───── Dataset entries

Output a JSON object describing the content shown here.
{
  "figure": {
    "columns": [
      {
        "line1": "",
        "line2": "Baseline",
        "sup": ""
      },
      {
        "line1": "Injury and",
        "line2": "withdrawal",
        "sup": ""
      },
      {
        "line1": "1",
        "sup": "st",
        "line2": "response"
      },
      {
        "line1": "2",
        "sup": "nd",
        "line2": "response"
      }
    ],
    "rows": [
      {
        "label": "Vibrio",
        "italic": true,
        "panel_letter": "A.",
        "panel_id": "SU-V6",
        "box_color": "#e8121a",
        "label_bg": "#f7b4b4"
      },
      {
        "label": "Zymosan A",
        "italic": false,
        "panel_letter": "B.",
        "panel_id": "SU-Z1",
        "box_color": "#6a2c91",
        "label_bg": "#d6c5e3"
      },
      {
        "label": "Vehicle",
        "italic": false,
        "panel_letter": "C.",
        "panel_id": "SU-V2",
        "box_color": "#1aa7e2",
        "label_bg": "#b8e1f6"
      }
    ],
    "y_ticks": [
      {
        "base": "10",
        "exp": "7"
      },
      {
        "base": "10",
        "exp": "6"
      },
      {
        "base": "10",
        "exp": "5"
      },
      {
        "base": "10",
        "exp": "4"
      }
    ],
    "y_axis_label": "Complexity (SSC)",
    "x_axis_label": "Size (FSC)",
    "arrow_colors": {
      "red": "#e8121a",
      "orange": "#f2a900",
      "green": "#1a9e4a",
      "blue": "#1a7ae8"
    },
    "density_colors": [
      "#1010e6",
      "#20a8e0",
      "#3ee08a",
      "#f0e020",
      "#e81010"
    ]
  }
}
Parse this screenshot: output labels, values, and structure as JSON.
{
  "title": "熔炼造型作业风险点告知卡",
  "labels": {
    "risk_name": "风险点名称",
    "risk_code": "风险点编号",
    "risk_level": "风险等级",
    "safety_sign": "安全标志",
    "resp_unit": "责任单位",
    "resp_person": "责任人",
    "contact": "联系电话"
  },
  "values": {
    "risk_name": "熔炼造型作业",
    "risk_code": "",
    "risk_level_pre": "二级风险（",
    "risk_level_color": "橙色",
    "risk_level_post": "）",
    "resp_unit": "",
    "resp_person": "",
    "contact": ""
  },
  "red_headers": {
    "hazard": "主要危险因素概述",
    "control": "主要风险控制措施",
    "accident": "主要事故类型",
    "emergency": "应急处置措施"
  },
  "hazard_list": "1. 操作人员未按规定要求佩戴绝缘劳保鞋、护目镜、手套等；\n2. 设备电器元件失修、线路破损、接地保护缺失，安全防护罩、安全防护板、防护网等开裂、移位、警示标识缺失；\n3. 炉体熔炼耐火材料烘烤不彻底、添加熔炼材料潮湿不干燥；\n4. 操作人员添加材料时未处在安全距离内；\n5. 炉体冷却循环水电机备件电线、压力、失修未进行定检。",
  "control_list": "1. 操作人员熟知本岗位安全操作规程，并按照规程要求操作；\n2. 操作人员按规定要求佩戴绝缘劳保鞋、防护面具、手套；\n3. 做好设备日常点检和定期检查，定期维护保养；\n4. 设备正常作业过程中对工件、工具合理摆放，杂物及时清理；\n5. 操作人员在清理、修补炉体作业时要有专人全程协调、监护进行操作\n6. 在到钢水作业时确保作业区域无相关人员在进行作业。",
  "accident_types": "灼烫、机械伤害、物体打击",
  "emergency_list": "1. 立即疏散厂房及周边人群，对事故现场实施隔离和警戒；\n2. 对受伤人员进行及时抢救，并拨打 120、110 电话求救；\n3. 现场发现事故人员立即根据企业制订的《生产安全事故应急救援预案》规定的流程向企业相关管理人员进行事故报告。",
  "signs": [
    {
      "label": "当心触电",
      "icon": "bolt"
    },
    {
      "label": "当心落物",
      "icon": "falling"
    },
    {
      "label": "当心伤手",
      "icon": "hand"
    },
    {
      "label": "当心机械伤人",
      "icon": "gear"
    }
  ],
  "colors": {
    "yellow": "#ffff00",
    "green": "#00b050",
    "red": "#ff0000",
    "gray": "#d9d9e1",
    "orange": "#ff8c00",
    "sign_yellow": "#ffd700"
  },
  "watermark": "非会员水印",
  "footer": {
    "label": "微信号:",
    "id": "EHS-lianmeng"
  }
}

──────────

# What you will do
Copy out each line that contains the word "JSON".

# Correct output
Output a JSON object describing the content shown here.
Parse this screenshot: output labels, values, and structure as JSON.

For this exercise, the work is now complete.